**WORK TO COMPLETE**
Each record that follows should be repeated exactly, minus any images.

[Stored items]
⟨
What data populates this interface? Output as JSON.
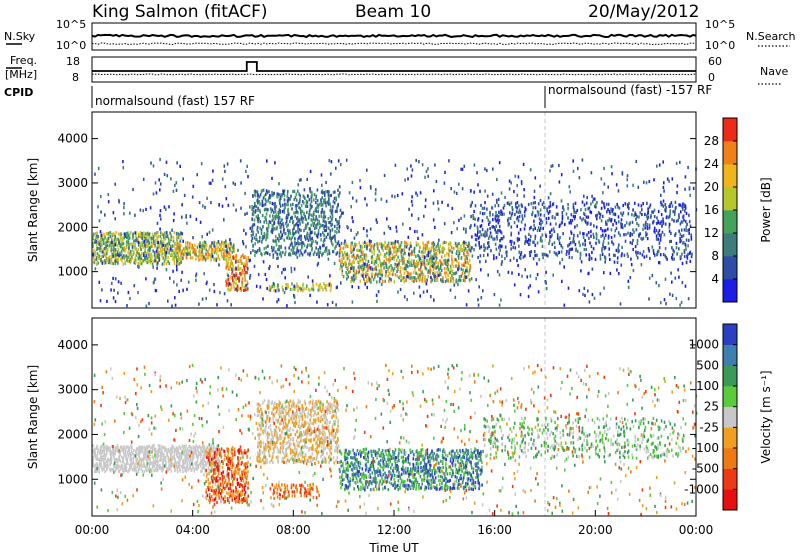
{
  "header": {
    "station": "King Salmon (fitACF)",
    "beam": "Beam 10",
    "date": "20/May/2012"
  },
  "status_panel": {
    "left_labels": {
      "nsky": "N.Sky",
      "freq": "Freq.",
      "freq_unit": "[MHz]",
      "cpid": "CPID"
    },
    "right_labels": {
      "nsearch": "N.Search",
      "nave": "Nave"
    },
    "noise_ticks_left": [
      "10^5",
      "10^0"
    ],
    "noise_ticks_right": [
      "10^5",
      "10^0"
    ],
    "freq_ticks": [
      "18",
      "8"
    ],
    "nave_ticks": [
      "60",
      "0"
    ],
    "cpid_segments": [
      {
        "label": "normalsound (fast) 157 RF",
        "start_hour": 0
      },
      {
        "label": "normalsound (fast) -157 RF",
        "start_hour": 18.0
      }
    ],
    "freq_spike": {
      "start_hour": 6.15,
      "end_hour": 6.55
    }
  },
  "chart_data": [
    {
      "type": "heatmap",
      "name": "Power",
      "ylabel": "Slant Range [km]",
      "ylim": [
        180,
        4600
      ],
      "yticks": [
        "1000",
        "2000",
        "3000",
        "4000"
      ],
      "colorbar": {
        "label": "Power [dB]",
        "ticks": [
          "4",
          "8",
          "12",
          "16",
          "20",
          "24",
          "28"
        ],
        "colors": [
          "#1d1de8",
          "#2e4ea6",
          "#3d7c7c",
          "#44a35a",
          "#b6c72a",
          "#f0b41c",
          "#f08018",
          "#ee2a18"
        ]
      },
      "scatter_regions": [
        {
          "t0": 0.0,
          "t1": 3.5,
          "r0": 1200,
          "r1": 1900,
          "density": 0.75,
          "level": [
            2,
            5
          ]
        },
        {
          "t0": 3.3,
          "t1": 5.6,
          "r0": 1300,
          "r1": 1700,
          "density": 0.7,
          "level": [
            3,
            6
          ]
        },
        {
          "t0": 5.3,
          "t1": 6.2,
          "r0": 600,
          "r1": 1400,
          "density": 0.6,
          "level": [
            4,
            7
          ]
        },
        {
          "t0": 6.3,
          "t1": 9.8,
          "r0": 1400,
          "r1": 2900,
          "density": 0.4,
          "level": [
            1,
            3
          ]
        },
        {
          "t0": 7.0,
          "t1": 9.5,
          "r0": 600,
          "r1": 800,
          "density": 0.5,
          "level": [
            3,
            5
          ]
        },
        {
          "t0": 9.8,
          "t1": 15.0,
          "r0": 800,
          "r1": 1700,
          "density": 0.55,
          "level": [
            2,
            6
          ]
        },
        {
          "t0": 15.0,
          "t1": 23.8,
          "r0": 1300,
          "r1": 2600,
          "density": 0.2,
          "level": [
            0,
            2
          ]
        },
        {
          "t0": 0.0,
          "t1": 24.0,
          "r0": 250,
          "r1": 3600,
          "density": 0.04,
          "level": [
            0,
            2
          ]
        }
      ],
      "marker_hour": 18.0
    },
    {
      "type": "heatmap",
      "name": "Velocity",
      "ylabel": "Slant Range [km]",
      "ylim": [
        180,
        4600
      ],
      "yticks": [
        "1000",
        "2000",
        "3000",
        "4000"
      ],
      "xticks": [
        "00:00",
        "04:00",
        "08:00",
        "12:00",
        "16:00",
        "20:00",
        "00:00"
      ],
      "xlabel": "Time UT",
      "colorbar": {
        "label": "Velocity [m s⁻¹]",
        "ticks": [
          "1000",
          "500",
          "100",
          "25",
          "-25",
          "-100",
          "-500",
          "-1000"
        ],
        "colors": [
          "#2a3fc4",
          "#3e7eb0",
          "#3a9a5a",
          "#5acb3a",
          "#c8c8c8",
          "#f0a020",
          "#ee7a14",
          "#ee3a14",
          "#e80f0f"
        ]
      },
      "scatter_regions": [
        {
          "t0": 0.0,
          "t1": 5.0,
          "r0": 1200,
          "r1": 1800,
          "density": 0.85,
          "level": [
            4,
            4
          ]
        },
        {
          "t0": 4.5,
          "t1": 6.2,
          "r0": 500,
          "r1": 1700,
          "density": 0.55,
          "level": [
            5,
            8
          ]
        },
        {
          "t0": 6.5,
          "t1": 9.8,
          "r0": 1400,
          "r1": 2800,
          "density": 0.5,
          "level": [
            4,
            5
          ]
        },
        {
          "t0": 7.0,
          "t1": 9.0,
          "r0": 600,
          "r1": 900,
          "density": 0.45,
          "level": [
            5,
            7
          ]
        },
        {
          "t0": 9.8,
          "t1": 15.5,
          "r0": 800,
          "r1": 1700,
          "density": 0.55,
          "level": [
            0,
            3
          ]
        },
        {
          "t0": 15.5,
          "t1": 23.5,
          "r0": 1500,
          "r1": 2400,
          "density": 0.2,
          "level": [
            2,
            4
          ]
        },
        {
          "t0": 0.0,
          "t1": 24.0,
          "r0": 250,
          "r1": 3600,
          "density": 0.04,
          "level": [
            2,
            7
          ]
        }
      ],
      "marker_hour": 18.0
    }
  ]
}
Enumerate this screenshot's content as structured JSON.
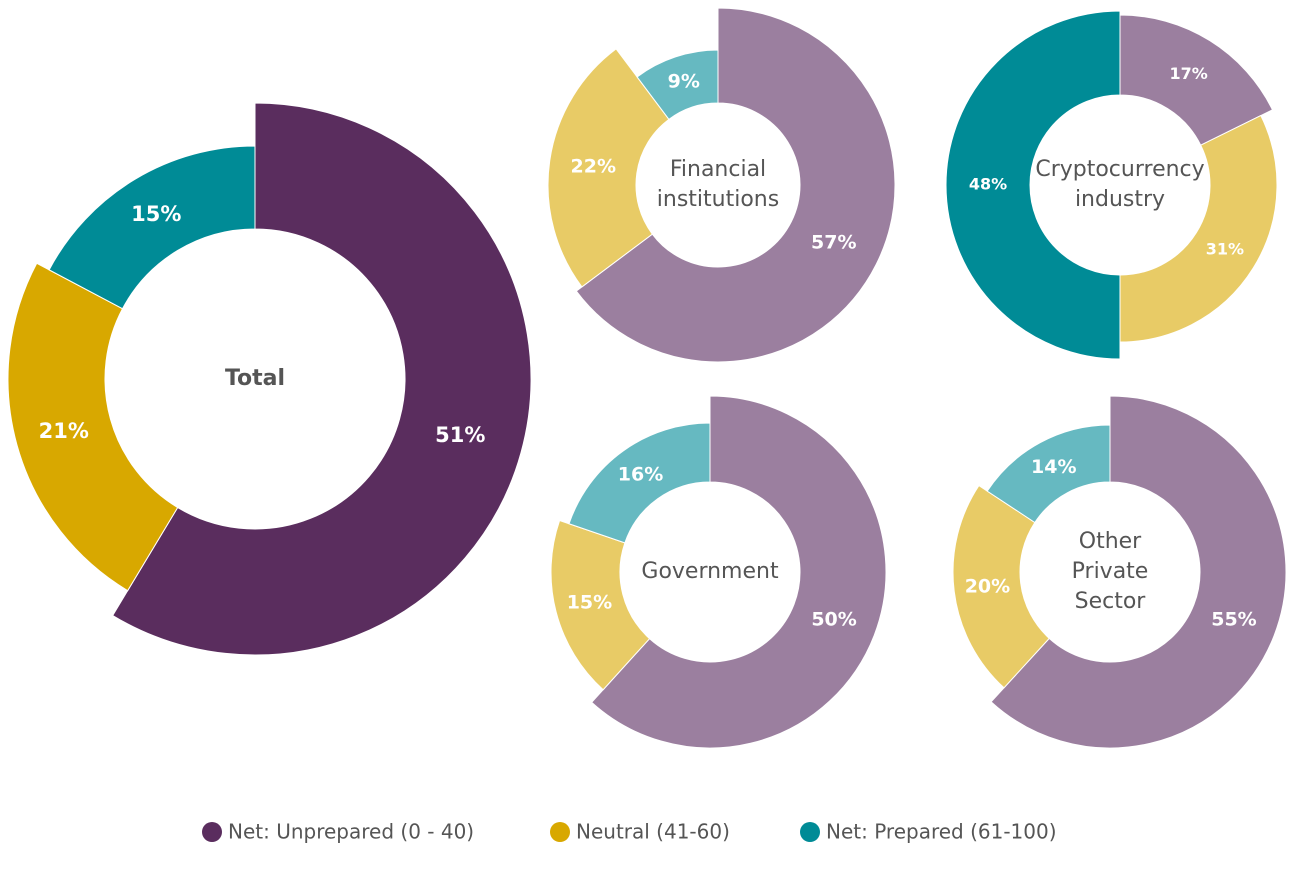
⟩
**EXPECTED ANSWER**
What data populates this interface? Output as JSON.
{
  "header": {
    "station": "King Salmon (fitACF)",
    "beam": "Beam 10",
    "date": "20/May/2012"
  },
  "status_panel": {
    "left_labels": {
      "nsky": "N.Sky",
      "freq": "Freq.",
      "freq_unit": "[MHz]",
      "cpid": "CPID"
    },
    "right_labels": {
      "nsearch": "N.Search",
      "nave": "Nave"
    },
    "noise_ticks_left": [
      "10^5",
      "10^0"
    ],
    "noise_ticks_right": [
      "10^5",
      "10^0"
    ],
    "freq_ticks": [
      "18",
      "8"
    ],
    "nave_ticks": [
      "60",
      "0"
    ],
    "cpid_segments": [
      {
        "label": "normalsound (fast) 157 RF",
        "start_hour": 0
      },
      {
        "label": "normalsound (fast) -157 RF",
        "start_hour": 18.0
      }
    ],
    "freq_spike": {
      "start_hour": 6.15,
      "end_hour": 6.55
    }
  },
  "chart_data": [
    {
      "type": "heatmap",
      "name": "Power",
      "ylabel": "Slant Range [km]",
      "ylim": [
        180,
        4600
      ],
      "yticks": [
        "1000",
        "2000",
        "3000",
        "4000"
      ],
      "colorbar": {
        "label": "Power [dB]",
        "ticks": [
          "4",
          "8",
          "12",
          "16",
          "20",
          "24",
          "28"
        ],
        "colors": [
          "#1d1de8",
          "#2e4ea6",
          "#3d7c7c",
          "#44a35a",
          "#b6c72a",
          "#f0b41c",
          "#f08018",
          "#ee2a18"
        ]
      },
      "scatter_regions": [
        {
          "t0": 0.0,
          "t1": 3.5,
          "r0": 1200,
          "r1": 1900,
          "density": 0.75,
          "level": [
            2,
            5
          ]
        },
        {
          "t0": 3.3,
          "t1": 5.6,
          "r0": 1300,
          "r1": 1700,
          "density": 0.7,
          "level": [
            3,
            6
          ]
        },
        {
          "t0": 5.3,
          "t1": 6.2,
          "r0": 600,
          "r1": 1400,
          "density": 0.6,
          "level": [
            4,
            7
          ]
        },
        {
          "t0": 6.3,
          "t1": 9.8,
          "r0": 1400,
          "r1": 2900,
          "density": 0.4,
          "level": [
            1,
            3
          ]
        },
        {
          "t0": 7.0,
          "t1": 9.5,
          "r0": 600,
          "r1": 800,
          "density": 0.5,
          "level": [
            3,
            5
          ]
        },
        {
          "t0": 9.8,
          "t1": 15.0,
          "r0": 800,
          "r1": 1700,
          "density": 0.55,
          "level": [
            2,
            6
          ]
        },
        {
          "t0": 15.0,
          "t1": 23.8,
          "r0": 1300,
          "r1": 2600,
          "density": 0.2,
          "level": [
            0,
            2
          ]
        },
        {
          "t0": 0.0,
          "t1": 24.0,
          "r0": 250,
          "r1": 3600,
          "density": 0.04,
          "level": [
            0,
            2
          ]
        }
      ],
      "marker_hour": 18.0
    },
    {
      "type": "heatmap",
      "name": "Velocity",
      "ylabel": "Slant Range [km]",
      "ylim": [
        180,
        4600
      ],
      "yticks": [
        "1000",
        "2000",
        "3000",
        "4000"
      ],
      "xticks": [
        "00:00",
        "04:00",
        "08:00",
        "12:00",
        "16:00",
        "20:00",
        "00:00"
      ],
      "xlabel": "Time UT",
      "colorbar": {
        "label": "Velocity [m s⁻¹]",
        "ticks": [
          "1000",
          "500",
          "100",
          "25",
          "-25",
          "-100",
          "-500",
          "-1000"
        ],
        "colors": [
          "#2a3fc4",
          "#3e7eb0",
          "#3a9a5a",
          "#5acb3a",
          "#c8c8c8",
          "#f0a020",
          "#ee7a14",
          "#ee3a14",
          "#e80f0f"
        ]
      },
      "scatter_regions": [
        {
          "t0": 0.0,
          "t1": 5.0,
          "r0": 1200,
          "r1": 1800,
          "density": 0.85,
          "level": [
            4,
            4
          ]
        },
        {
          "t0": 4.5,
          "t1": 6.2,
          "r0": 500,
          "r1": 1700,
          "density": 0.55,
          "level": [
            5,
            8
          ]
        },
        {
          "t0": 6.5,
          "t1": 9.8,
          "r0": 1400,
          "r1": 2800,
          "density": 0.5,
          "level": [
            4,
            5
          ]
        },
        {
          "t0": 7.0,
          "t1": 9.0,
          "r0": 600,
          "r1": 900,
          "density": 0.45,
          "level": [
            5,
            7
          ]
        },
        {
          "t0": 9.8,
          "t1": 15.5,
          "r0": 800,
          "r1": 1700,
          "density": 0.55,
          "level": [
            0,
            3
          ]
        },
        {
          "t0": 15.5,
          "t1": 23.5,
          "r0": 1500,
          "r1": 2400,
          "density": 0.2,
          "level": [
            2,
            4
          ]
        },
        {
          "t0": 0.0,
          "t1": 24.0,
          "r0": 250,
          "r1": 3600,
          "density": 0.04,
          "level": [
            2,
            7
          ]
        }
      ],
      "marker_hour": 18.0
    }
  ]
}
Enumerate this screenshot's content as structured JSON.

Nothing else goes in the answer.